*** Records shown

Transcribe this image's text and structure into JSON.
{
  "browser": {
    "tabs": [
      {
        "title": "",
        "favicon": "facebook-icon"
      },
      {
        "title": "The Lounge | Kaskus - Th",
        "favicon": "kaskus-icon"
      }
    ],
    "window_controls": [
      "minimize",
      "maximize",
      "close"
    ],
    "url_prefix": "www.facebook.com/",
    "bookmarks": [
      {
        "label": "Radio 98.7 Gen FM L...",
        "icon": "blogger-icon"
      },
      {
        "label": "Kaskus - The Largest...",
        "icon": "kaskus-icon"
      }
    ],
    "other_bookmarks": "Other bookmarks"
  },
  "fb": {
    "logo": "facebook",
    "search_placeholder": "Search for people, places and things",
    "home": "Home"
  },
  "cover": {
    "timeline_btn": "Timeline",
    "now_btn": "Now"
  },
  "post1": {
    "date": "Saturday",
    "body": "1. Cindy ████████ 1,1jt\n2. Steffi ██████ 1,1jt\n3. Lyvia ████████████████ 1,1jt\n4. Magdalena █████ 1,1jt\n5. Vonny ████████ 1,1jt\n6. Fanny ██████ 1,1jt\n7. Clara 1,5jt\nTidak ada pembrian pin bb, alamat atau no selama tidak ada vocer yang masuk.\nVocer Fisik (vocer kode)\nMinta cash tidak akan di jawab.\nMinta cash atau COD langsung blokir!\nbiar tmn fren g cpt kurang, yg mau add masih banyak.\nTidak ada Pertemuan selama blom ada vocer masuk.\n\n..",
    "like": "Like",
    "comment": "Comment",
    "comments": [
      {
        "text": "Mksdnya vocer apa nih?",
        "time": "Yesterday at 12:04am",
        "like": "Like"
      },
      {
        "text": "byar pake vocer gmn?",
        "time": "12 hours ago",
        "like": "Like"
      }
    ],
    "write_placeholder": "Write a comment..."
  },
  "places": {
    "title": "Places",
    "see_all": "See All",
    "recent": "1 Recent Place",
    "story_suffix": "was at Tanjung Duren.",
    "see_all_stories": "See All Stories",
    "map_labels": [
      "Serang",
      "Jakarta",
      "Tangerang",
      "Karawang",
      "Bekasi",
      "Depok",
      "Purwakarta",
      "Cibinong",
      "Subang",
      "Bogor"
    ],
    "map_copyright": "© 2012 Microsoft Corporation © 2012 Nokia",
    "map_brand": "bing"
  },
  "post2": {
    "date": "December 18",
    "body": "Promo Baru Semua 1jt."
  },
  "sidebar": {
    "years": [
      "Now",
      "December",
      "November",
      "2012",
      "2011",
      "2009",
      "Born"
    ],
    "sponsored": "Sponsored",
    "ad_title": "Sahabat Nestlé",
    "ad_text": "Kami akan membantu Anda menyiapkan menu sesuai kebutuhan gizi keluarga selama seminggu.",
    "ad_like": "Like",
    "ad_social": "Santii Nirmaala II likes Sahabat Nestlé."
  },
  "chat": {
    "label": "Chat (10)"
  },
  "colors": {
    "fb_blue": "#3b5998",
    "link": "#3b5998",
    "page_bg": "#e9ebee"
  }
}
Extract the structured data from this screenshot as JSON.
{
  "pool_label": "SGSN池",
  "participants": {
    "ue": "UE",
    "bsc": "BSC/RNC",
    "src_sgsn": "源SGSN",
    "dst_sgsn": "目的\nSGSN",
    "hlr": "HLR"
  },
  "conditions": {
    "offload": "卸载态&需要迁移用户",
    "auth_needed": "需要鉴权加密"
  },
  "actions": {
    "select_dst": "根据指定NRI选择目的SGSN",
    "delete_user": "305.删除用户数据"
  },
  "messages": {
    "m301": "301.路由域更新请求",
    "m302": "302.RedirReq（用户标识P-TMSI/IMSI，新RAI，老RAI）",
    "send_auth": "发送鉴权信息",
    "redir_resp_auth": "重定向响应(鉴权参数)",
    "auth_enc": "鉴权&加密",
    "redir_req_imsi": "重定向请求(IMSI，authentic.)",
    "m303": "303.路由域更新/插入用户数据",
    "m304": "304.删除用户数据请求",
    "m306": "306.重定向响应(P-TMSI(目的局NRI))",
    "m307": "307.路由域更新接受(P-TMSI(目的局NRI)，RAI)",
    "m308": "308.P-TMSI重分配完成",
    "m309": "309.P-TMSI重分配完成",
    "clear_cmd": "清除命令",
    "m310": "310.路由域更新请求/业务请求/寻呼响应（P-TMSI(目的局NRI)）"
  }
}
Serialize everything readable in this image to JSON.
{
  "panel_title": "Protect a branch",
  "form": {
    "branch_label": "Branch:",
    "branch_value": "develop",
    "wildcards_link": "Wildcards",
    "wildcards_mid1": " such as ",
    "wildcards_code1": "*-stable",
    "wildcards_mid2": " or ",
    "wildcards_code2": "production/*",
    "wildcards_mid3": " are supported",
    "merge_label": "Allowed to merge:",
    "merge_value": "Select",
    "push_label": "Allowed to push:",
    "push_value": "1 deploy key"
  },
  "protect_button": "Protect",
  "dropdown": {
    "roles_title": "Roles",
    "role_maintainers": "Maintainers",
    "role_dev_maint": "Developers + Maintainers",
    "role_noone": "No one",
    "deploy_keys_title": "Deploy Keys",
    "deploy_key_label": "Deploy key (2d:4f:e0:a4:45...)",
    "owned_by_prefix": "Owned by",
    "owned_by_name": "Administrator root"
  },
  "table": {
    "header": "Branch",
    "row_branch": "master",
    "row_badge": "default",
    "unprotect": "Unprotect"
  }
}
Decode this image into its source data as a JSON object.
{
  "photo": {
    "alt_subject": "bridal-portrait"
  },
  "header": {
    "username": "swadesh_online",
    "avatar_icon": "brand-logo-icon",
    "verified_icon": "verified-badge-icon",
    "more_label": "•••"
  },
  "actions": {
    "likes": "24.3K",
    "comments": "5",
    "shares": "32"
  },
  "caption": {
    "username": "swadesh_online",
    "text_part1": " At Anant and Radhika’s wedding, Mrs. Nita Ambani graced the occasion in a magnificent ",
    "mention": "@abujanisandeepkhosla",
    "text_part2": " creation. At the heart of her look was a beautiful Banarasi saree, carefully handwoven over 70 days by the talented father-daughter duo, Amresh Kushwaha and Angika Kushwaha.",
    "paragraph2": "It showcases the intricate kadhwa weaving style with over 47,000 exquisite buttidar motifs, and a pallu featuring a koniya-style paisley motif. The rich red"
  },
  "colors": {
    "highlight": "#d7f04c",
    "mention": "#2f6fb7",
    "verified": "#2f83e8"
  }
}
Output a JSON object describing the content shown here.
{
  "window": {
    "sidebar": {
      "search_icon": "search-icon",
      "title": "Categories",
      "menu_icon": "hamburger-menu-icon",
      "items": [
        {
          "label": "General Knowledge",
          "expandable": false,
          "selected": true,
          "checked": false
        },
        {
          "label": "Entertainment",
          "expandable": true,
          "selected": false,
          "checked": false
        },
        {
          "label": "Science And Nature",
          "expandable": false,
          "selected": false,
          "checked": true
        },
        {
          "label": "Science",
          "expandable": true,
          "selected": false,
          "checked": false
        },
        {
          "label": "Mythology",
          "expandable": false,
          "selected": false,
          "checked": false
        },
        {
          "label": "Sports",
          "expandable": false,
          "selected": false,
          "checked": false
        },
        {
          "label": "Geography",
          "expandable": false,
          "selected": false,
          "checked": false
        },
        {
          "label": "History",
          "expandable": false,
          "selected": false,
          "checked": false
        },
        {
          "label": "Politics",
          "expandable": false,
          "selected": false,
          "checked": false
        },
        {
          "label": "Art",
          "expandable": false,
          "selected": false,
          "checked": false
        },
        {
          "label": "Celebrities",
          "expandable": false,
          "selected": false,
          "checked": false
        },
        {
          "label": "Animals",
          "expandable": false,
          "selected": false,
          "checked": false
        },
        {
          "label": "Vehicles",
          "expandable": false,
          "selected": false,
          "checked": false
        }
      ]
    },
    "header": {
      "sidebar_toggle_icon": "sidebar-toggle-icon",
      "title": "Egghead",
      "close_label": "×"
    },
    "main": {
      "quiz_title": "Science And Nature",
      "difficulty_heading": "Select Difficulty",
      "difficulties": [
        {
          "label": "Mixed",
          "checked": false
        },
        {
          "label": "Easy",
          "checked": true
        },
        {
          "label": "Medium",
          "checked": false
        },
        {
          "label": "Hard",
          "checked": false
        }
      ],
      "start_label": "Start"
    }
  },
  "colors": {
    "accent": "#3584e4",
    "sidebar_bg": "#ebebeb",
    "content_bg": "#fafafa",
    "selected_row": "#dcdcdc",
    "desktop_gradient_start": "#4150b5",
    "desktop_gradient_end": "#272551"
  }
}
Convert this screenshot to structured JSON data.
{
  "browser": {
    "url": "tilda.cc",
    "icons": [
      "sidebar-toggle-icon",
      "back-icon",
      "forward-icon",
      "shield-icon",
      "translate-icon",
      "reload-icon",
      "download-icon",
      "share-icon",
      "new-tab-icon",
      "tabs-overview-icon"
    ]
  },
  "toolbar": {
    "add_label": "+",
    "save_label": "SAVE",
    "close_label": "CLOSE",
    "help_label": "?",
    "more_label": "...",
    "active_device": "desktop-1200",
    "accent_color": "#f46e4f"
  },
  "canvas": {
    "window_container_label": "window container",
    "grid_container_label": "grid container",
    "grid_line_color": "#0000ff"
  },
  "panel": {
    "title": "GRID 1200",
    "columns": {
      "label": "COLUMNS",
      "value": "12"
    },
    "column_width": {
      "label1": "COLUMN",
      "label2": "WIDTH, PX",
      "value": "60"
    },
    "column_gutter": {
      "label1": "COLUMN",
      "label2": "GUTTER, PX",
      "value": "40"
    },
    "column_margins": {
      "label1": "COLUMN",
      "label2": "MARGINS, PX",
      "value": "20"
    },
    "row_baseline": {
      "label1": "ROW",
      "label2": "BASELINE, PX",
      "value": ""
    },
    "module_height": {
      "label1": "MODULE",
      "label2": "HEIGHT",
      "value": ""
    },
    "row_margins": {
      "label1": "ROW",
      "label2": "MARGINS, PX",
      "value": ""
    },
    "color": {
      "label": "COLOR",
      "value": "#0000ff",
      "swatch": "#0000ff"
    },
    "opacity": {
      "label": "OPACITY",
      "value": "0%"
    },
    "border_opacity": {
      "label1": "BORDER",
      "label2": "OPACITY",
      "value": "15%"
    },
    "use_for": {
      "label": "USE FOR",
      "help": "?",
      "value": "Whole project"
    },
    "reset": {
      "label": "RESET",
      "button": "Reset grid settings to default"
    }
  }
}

******

Look through the entries above and list every line containing "selama".

Solution:
    "body": "1. Cindy ████████ 1,1jt\n2. Steffi ██████ 1,1jt\n3. Lyvia ████████████████ 1,1jt\n4. Magdalena █████ 1,1jt\n5. Vonny ████████ 1,1jt\n6. Fanny ██████ 1,1jt\n7. Clara 1,5jt\nTidak ada pembrian pin bb, alamat atau no selama tidak ada vocer yang masuk.\nVocer Fisik (vocer kode)\nMinta cash tidak akan di jawab.\nMinta cash atau COD langsung blokir!\nbiar tmn fren g cpt kurang, yg mau add masih banyak.\nTidak ada Pertemuan selama blom ada vocer masuk.\n\n..",
    "ad_text": "Kami akan membantu Anda menyiapkan menu sesuai kebutuhan gizi keluarga selama seminggu.",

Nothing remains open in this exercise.